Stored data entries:

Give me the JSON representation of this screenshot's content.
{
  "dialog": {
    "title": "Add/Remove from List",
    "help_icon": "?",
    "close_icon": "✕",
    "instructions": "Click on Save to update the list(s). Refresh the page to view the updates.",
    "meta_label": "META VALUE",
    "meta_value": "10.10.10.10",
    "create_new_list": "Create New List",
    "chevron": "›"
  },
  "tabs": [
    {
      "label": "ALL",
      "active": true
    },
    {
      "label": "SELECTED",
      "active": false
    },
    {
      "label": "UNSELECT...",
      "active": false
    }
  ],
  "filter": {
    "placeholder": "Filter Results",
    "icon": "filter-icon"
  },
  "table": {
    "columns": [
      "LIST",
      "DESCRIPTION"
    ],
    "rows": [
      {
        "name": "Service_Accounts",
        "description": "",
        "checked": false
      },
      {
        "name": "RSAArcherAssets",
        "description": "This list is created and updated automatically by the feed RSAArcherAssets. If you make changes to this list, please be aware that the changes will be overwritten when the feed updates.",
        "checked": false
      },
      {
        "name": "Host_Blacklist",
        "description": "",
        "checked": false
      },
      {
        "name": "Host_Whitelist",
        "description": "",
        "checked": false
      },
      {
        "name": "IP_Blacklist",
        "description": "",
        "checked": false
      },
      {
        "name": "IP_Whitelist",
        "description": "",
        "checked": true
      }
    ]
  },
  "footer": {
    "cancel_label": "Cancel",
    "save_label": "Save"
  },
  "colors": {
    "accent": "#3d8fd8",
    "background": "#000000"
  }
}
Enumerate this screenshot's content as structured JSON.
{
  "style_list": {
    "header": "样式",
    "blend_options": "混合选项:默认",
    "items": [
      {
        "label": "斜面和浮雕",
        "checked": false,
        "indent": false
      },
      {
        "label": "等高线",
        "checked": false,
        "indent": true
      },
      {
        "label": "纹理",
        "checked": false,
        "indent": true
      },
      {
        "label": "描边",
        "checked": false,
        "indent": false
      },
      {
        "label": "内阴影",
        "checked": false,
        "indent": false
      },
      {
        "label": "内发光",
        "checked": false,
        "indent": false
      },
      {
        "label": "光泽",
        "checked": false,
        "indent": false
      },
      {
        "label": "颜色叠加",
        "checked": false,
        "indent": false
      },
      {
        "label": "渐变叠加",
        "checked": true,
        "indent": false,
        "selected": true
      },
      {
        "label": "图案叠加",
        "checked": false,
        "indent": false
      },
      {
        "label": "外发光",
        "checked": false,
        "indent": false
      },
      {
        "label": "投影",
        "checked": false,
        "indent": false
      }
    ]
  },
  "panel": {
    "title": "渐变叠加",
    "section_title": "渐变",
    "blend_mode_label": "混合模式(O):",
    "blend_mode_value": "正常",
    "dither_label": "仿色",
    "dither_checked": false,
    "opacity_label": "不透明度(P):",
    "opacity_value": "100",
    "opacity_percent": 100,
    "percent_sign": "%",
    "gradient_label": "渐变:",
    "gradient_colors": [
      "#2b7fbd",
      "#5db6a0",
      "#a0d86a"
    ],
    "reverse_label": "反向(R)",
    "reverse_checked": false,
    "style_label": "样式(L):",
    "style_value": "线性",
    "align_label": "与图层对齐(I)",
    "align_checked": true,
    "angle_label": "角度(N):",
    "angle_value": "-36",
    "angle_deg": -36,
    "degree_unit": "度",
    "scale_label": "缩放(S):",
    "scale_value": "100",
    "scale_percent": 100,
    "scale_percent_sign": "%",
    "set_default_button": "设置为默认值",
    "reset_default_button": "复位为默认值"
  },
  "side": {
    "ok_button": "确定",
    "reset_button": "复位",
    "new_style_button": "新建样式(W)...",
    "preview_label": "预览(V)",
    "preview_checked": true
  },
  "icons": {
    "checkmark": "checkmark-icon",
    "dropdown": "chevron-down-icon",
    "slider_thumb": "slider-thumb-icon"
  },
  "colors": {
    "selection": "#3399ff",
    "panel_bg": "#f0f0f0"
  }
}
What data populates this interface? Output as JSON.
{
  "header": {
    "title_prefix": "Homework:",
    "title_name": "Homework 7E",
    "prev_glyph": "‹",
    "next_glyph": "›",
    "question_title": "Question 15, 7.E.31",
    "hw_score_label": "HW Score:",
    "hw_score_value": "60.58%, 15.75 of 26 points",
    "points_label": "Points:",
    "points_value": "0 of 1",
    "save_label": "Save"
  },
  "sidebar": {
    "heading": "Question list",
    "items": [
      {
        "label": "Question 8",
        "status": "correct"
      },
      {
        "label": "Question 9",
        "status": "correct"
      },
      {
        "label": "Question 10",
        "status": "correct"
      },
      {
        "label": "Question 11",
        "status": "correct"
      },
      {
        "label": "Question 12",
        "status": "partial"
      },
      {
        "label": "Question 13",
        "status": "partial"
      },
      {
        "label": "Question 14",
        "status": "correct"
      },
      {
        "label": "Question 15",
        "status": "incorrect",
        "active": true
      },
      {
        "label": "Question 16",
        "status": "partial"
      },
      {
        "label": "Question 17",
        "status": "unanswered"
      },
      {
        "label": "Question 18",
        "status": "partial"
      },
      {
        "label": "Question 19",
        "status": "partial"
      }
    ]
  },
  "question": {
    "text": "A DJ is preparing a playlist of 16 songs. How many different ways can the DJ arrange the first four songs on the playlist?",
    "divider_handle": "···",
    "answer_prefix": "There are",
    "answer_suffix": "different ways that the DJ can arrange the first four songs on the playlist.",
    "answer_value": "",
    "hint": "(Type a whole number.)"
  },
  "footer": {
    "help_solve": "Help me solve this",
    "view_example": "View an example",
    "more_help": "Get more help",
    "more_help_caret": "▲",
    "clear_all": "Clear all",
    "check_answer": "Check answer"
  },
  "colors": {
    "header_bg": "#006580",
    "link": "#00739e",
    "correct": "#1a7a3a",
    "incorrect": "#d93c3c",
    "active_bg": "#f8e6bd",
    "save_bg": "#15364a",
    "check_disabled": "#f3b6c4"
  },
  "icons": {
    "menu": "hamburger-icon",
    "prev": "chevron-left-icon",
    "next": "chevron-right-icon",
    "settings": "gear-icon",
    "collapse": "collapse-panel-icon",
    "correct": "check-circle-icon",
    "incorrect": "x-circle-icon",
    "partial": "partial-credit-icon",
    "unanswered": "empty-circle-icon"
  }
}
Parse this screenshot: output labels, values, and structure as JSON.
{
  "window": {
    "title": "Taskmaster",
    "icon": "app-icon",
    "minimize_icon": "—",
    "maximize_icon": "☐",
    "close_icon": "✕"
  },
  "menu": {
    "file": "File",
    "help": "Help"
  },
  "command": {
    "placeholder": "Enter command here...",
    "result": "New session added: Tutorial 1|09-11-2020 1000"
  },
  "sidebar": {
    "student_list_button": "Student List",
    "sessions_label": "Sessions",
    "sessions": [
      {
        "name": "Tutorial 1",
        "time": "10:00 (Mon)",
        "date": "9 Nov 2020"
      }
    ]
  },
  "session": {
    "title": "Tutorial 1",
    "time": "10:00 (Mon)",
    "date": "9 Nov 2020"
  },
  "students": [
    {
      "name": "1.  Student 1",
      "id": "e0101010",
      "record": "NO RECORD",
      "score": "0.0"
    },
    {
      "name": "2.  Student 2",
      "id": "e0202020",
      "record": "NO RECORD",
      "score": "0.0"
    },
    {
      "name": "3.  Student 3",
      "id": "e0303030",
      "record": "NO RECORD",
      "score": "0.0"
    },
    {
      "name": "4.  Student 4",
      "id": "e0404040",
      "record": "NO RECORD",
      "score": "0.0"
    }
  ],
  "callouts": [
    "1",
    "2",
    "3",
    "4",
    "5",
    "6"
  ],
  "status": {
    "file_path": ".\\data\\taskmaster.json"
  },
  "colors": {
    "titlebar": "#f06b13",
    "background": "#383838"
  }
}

> EXERCISE REQUIREMENTS
From the records above, extract everything verbatim.

> WRITTEN SOLUTION
Give me the JSON representation of this screenshot's content.
{
  "dialog": {
    "title": "Add/Remove from List",
    "help_icon": "?",
    "close_icon": "✕",
    "instructions": "Click on Save to update the list(s). Refresh the page to view the updates.",
    "meta_label": "META VALUE",
    "meta_value": "10.10.10.10",
    "create_new_list": "Create New List",
    "chevron": "›"
  },
  "tabs": [
    {
      "label": "ALL",
      "active": true
    },
    {
      "label": "SELECTED",
      "active": false
    },
    {
      "label": "UNSELECT...",
      "active": false
    }
  ],
  "filter": {
    "placeholder": "Filter Results",
    "icon": "filter-icon"
  },
  "table": {
    "columns": [
      "LIST",
      "DESCRIPTION"
    ],
    "rows": [
      {
        "name": "Service_Accounts",
        "description": "",
        "checked": false
      },
      {
        "name": "RSAArcherAssets",
        "description": "This list is created and updated automatically by the feed RSAArcherAssets. If you make changes to this list, please be aware that the changes will be overwritten when the feed updates.",
        "checked": false
      },
      {
        "name": "Host_Blacklist",
        "description": "",
        "checked": false
      },
      {
        "name": "Host_Whitelist",
        "description": "",
        "checked": false
      },
      {
        "name": "IP_Blacklist",
        "description": "",
        "checked": false
      },
      {
        "name": "IP_Whitelist",
        "description": "",
        "checked": true
      }
    ]
  },
  "footer": {
    "cancel_label": "Cancel",
    "save_label": "Save"
  },
  "colors": {
    "accent": "#3d8fd8",
    "background": "#000000"
  }
}
Enumerate this screenshot's content as structured JSON.
{
  "style_list": {
    "header": "样式",
    "blend_options": "混合选项:默认",
    "items": [
      {
        "label": "斜面和浮雕",
        "checked": false,
        "indent": false
      },
      {
        "label": "等高线",
        "checked": false,
        "indent": true
      },
      {
        "label": "纹理",
        "checked": false,
        "indent": true
      },
      {
        "label": "描边",
        "checked": false,
        "indent": false
      },
      {
        "label": "内阴影",
        "checked": false,
        "indent": false
      },
      {
        "label": "内发光",
        "checked": false,
        "indent": false
      },
      {
        "label": "光泽",
        "checked": false,
        "indent": false
      },
      {
        "label": "颜色叠加",
        "checked": false,
        "indent": false
      },
      {
        "label": "渐变叠加",
        "checked": true,
        "indent": false,
        "selected": true
      },
      {
        "label": "图案叠加",
        "checked": false,
        "indent": false
      },
      {
        "label": "外发光",
        "checked": false,
        "indent": false
      },
      {
        "label": "投影",
        "checked": false,
        "indent": false
      }
    ]
  },
  "panel": {
    "title": "渐变叠加",
    "section_title": "渐变",
    "blend_mode_label": "混合模式(O):",
    "blend_mode_value": "正常",
    "dither_label": "仿色",
    "dither_checked": false,
    "opacity_label": "不透明度(P):",
    "opacity_value": "100",
    "opacity_percent": 100,
    "percent_sign": "%",
    "gradient_label": "渐变:",
    "gradient_colors": [
      "#2b7fbd",
      "#5db6a0",
      "#a0d86a"
    ],
    "reverse_label": "反向(R)",
    "reverse_checked": false,
    "style_label": "样式(L):",
    "style_value": "线性",
    "align_label": "与图层对齐(I)",
    "align_checked": true,
    "angle_label": "角度(N):",
    "angle_value": "-36",
    "angle_deg": -36,
    "degree_unit": "度",
    "scale_label": "缩放(S):",
    "scale_value": "100",
    "scale_percent": 100,
    "scale_percent_sign": "%",
    "set_default_button": "设置为默认值",
    "reset_default_button": "复位为默认值"
  },
  "side": {
    "ok_button": "确定",
    "reset_button": "复位",
    "new_style_button": "新建样式(W)...",
    "preview_label": "预览(V)",
    "preview_checked": true
  },
  "icons": {
    "checkmark": "checkmark-icon",
    "dropdown": "chevron-down-icon",
    "slider_thumb": "slider-thumb-icon"
  },
  "colors": {
    "selection": "#3399ff",
    "panel_bg": "#f0f0f0"
  }
}
What data populates this interface? Output as JSON.
{
  "header": {
    "title_prefix": "Homework:",
    "title_name": "Homework 7E",
    "prev_glyph": "‹",
    "next_glyph": "›",
    "question_title": "Question 15, 7.E.31",
    "hw_score_label": "HW Score:",
    "hw_score_value": "60.58%, 15.75 of 26 points",
    "points_label": "Points:",
    "points_value": "0 of 1",
    "save_label": "Save"
  },
  "sidebar": {
    "heading": "Question list",
    "items": [
      {
        "label": "Question 8",
        "status": "correct"
      },
      {
        "label": "Question 9",
        "status": "correct"
      },
      {
        "label": "Question 10",
        "status": "correct"
      },
      {
        "label": "Question 11",
        "status": "correct"
      },
      {
        "label": "Question 12",
        "status": "partial"
      },
      {
        "label": "Question 13",
        "status": "partial"
      },
      {
        "label": "Question 14",
        "status": "correct"
      },
      {
        "label": "Question 15",
        "status": "incorrect",
        "active": true
      },
      {
        "label": "Question 16",
        "status": "partial"
      },
      {
        "label": "Question 17",
        "status": "unanswered"
      },
      {
        "label": "Question 18",
        "status": "partial"
      },
      {
        "label": "Question 19",
        "status": "partial"
      }
    ]
  },
  "question": {
    "text": "A DJ is preparing a playlist of 16 songs. How many different ways can the DJ arrange the first four songs on the playlist?",
    "divider_handle": "···",
    "answer_prefix": "There are",
    "answer_suffix": "different ways that the DJ can arrange the first four songs on the playlist.",
    "answer_value": "",
    "hint": "(Type a whole number.)"
  },
  "footer": {
    "help_solve": "Help me solve this",
    "view_example": "View an example",
    "more_help": "Get more help",
    "more_help_caret": "▲",
    "clear_all": "Clear all",
    "check_answer": "Check answer"
  },
  "colors": {
    "header_bg": "#006580",
    "link": "#00739e",
    "correct": "#1a7a3a",
    "incorrect": "#d93c3c",
    "active_bg": "#f8e6bd",
    "save_bg": "#15364a",
    "check_disabled": "#f3b6c4"
  },
  "icons": {
    "menu": "hamburger-icon",
    "prev": "chevron-left-icon",
    "next": "chevron-right-icon",
    "settings": "gear-icon",
    "collapse": "collapse-panel-icon",
    "correct": "check-circle-icon",
    "incorrect": "x-circle-icon",
    "partial": "partial-credit-icon",
    "unanswered": "empty-circle-icon"
  }
}
Parse this screenshot: output labels, values, and structure as JSON.
{
  "window": {
    "title": "Taskmaster",
    "icon": "app-icon",
    "minimize_icon": "—",
    "maximize_icon": "☐",
    "close_icon": "✕"
  },
  "menu": {
    "file": "File",
    "help": "Help"
  },
  "command": {
    "placeholder": "Enter command here...",
    "result": "New session added: Tutorial 1|09-11-2020 1000"
  },
  "sidebar": {
    "student_list_button": "Student List",
    "sessions_label": "Sessions",
    "sessions": [
      {
        "name": "Tutorial 1",
        "time": "10:00 (Mon)",
        "date": "9 Nov 2020"
      }
    ]
  },
  "session": {
    "title": "Tutorial 1",
    "time": "10:00 (Mon)",
    "date": "9 Nov 2020"
  },
  "students": [
    {
      "name": "1.  Student 1",
      "id": "e0101010",
      "record": "NO RECORD",
      "score": "0.0"
    },
    {
      "name": "2.  Student 2",
      "id": "e0202020",
      "record": "NO RECORD",
      "score": "0.0"
    },
    {
      "name": "3.  Student 3",
      "id": "e0303030",
      "record": "NO RECORD",
      "score": "0.0"
    },
    {
      "name": "4.  Student 4",
      "id": "e0404040",
      "record": "NO RECORD",
      "score": "0.0"
    }
  ],
  "callouts": [
    "1",
    "2",
    "3",
    "4",
    "5",
    "6"
  ],
  "status": {
    "file_path": ".\\data\\taskmaster.json"
  },
  "colors": {
    "titlebar": "#f06b13",
    "background": "#383838"
  }
}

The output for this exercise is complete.